SHORT TASK — Scan the entries below and extract each line with the word "much" in it.

MATERIAL PROVIDED —
>>>

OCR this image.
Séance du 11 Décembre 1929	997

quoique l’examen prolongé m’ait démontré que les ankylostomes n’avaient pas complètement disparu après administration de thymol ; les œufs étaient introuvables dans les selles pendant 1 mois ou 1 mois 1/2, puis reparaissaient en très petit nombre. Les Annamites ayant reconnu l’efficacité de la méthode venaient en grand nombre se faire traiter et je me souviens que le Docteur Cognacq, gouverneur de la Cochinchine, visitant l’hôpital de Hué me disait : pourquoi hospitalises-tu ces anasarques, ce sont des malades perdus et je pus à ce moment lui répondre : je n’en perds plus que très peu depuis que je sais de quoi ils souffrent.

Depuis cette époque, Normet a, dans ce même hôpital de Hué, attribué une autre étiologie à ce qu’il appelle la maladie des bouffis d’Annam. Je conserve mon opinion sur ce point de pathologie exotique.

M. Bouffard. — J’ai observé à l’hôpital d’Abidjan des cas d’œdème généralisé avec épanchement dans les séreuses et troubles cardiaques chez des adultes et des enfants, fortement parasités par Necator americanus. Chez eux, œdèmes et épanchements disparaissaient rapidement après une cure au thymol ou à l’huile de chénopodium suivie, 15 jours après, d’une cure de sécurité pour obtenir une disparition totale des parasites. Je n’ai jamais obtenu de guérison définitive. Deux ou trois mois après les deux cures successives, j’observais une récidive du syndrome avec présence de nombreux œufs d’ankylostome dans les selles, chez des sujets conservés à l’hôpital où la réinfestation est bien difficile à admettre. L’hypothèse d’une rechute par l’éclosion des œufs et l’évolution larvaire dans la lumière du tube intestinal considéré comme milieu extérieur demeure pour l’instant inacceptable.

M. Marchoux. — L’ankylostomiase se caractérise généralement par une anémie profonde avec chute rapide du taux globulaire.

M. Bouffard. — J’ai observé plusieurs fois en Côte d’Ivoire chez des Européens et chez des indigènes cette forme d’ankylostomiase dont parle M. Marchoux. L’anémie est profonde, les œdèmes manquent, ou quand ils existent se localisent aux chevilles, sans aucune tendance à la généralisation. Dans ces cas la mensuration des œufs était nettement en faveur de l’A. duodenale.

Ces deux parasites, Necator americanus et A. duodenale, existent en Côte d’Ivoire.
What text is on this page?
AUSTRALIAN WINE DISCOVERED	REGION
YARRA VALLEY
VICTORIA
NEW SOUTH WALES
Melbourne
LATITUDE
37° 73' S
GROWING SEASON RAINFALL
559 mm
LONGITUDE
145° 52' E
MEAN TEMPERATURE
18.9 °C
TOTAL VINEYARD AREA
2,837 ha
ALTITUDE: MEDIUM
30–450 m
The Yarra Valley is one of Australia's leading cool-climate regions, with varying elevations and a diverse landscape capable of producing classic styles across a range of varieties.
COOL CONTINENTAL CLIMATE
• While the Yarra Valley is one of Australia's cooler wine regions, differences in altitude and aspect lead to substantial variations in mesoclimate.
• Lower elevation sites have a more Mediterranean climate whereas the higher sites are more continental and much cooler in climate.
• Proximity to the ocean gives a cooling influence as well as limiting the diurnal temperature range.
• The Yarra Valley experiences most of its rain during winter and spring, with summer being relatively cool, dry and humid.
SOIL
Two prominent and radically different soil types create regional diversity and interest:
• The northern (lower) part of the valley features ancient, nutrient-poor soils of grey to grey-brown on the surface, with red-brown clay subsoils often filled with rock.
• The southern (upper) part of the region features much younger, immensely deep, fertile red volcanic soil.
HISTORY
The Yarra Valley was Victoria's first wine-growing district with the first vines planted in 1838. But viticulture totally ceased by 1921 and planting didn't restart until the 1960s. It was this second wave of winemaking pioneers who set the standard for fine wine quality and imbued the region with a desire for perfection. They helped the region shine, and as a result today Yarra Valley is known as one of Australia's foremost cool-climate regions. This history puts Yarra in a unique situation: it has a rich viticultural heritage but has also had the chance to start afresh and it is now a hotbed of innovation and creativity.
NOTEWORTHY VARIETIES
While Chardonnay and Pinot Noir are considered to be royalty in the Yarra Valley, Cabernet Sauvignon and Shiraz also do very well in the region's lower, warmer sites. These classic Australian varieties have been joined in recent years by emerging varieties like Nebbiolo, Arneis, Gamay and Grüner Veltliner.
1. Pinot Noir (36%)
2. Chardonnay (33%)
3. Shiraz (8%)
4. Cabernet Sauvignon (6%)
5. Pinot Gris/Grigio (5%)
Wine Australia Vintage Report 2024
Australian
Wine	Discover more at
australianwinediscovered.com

<<<

TASK RESULT —
• Lower elevation sites have a more Mediterranean climate whereas the higher sites are more continental and much cooler in climate.
• The southern (upper) part of the region features much younger, immensely deep, fertile red volcanic soil.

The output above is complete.